*DATASET:*
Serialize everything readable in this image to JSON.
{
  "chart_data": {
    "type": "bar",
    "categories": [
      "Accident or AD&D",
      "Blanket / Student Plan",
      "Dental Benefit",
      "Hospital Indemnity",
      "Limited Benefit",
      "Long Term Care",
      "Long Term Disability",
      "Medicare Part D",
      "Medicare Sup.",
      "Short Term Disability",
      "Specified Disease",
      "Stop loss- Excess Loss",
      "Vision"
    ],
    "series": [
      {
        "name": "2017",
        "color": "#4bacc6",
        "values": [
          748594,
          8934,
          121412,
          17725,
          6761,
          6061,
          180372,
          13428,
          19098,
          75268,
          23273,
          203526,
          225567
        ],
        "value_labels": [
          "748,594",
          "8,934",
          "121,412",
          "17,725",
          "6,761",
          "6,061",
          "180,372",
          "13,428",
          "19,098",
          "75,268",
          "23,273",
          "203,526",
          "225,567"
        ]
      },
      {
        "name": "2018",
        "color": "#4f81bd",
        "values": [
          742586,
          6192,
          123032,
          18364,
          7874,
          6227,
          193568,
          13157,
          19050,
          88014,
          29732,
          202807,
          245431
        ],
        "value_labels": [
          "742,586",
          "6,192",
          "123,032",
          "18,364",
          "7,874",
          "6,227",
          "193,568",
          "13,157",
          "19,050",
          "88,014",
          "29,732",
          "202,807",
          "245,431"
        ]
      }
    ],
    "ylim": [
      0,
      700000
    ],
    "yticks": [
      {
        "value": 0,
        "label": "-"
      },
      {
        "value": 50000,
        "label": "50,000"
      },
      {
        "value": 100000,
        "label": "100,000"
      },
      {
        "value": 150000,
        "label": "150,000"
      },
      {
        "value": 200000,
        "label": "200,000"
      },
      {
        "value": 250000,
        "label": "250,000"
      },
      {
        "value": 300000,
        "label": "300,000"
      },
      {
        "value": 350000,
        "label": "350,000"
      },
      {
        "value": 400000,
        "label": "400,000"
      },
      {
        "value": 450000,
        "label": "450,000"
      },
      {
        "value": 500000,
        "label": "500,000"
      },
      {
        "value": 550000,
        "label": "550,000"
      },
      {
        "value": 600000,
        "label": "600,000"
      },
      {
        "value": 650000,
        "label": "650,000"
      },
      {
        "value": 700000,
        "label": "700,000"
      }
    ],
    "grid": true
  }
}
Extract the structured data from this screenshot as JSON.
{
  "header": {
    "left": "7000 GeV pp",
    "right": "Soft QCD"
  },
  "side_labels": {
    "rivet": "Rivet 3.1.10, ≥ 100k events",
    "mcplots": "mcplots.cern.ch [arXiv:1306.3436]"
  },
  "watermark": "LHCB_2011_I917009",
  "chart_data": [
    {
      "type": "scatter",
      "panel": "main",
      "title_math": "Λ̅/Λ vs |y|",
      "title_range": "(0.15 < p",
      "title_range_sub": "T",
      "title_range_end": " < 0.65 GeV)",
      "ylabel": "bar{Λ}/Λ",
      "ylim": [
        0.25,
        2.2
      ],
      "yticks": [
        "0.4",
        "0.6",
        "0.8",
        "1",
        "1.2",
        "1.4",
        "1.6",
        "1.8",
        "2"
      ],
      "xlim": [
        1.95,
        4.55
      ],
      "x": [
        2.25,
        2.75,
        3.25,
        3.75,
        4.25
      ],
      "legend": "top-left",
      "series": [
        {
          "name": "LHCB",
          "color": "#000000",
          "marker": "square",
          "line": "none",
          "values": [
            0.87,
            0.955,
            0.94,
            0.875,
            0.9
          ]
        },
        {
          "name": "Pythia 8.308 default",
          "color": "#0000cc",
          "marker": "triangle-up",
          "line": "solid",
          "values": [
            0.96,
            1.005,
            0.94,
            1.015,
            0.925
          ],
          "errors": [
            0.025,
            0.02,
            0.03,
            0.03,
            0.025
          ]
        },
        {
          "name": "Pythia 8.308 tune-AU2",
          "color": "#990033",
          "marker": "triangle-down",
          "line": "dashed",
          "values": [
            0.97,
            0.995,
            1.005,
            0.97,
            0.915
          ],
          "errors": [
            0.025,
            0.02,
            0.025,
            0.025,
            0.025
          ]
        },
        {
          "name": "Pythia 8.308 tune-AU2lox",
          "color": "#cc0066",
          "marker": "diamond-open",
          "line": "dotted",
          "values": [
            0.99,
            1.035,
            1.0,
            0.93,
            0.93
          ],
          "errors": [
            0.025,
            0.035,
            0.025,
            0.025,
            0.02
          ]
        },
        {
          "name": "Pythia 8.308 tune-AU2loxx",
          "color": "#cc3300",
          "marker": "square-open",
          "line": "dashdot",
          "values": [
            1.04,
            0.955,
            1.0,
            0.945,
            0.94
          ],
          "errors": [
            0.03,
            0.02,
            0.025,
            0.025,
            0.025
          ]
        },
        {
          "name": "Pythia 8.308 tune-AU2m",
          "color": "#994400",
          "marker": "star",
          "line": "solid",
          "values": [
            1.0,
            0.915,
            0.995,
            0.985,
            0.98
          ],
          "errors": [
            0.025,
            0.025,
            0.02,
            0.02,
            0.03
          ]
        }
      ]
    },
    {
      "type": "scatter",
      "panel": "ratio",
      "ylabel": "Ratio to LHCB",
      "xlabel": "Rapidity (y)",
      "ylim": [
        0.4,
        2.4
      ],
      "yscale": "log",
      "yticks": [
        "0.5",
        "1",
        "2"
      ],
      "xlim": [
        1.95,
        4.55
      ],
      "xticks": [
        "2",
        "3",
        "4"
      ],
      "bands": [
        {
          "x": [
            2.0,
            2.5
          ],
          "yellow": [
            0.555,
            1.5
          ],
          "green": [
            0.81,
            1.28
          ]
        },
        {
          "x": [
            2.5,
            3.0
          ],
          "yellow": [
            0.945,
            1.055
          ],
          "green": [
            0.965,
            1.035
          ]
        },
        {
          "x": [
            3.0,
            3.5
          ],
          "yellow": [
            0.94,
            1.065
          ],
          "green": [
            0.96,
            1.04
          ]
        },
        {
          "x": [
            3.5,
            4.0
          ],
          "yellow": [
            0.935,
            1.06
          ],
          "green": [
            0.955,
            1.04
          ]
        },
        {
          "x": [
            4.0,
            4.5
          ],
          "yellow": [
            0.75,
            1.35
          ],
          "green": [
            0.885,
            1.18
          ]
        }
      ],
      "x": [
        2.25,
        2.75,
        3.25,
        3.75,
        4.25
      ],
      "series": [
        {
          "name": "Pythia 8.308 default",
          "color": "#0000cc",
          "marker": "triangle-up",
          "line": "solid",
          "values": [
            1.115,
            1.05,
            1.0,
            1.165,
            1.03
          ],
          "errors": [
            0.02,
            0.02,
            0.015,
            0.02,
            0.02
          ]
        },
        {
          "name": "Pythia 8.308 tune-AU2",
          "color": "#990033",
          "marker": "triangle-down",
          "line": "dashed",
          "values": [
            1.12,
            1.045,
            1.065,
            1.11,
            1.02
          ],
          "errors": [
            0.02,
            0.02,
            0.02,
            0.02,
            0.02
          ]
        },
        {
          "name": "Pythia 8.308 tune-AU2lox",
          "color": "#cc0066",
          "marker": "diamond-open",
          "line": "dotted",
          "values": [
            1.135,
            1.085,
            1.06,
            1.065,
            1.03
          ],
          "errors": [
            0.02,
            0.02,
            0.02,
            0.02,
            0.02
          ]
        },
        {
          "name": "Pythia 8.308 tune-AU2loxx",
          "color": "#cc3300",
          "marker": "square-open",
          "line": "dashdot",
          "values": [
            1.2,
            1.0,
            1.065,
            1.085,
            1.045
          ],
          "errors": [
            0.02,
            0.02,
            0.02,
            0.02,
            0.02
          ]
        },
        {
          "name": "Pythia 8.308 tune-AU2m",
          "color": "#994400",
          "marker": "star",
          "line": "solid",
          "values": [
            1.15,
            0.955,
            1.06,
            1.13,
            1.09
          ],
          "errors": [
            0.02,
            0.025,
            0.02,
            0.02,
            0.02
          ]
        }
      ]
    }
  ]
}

*PROBLEM STATEMENT:* Copy each line of the listing in which the word "JSON" can be found.

*FULL RESPONSE:*
Serialize everything readable in this image to JSON.
Extract the structured data from this screenshot as JSON.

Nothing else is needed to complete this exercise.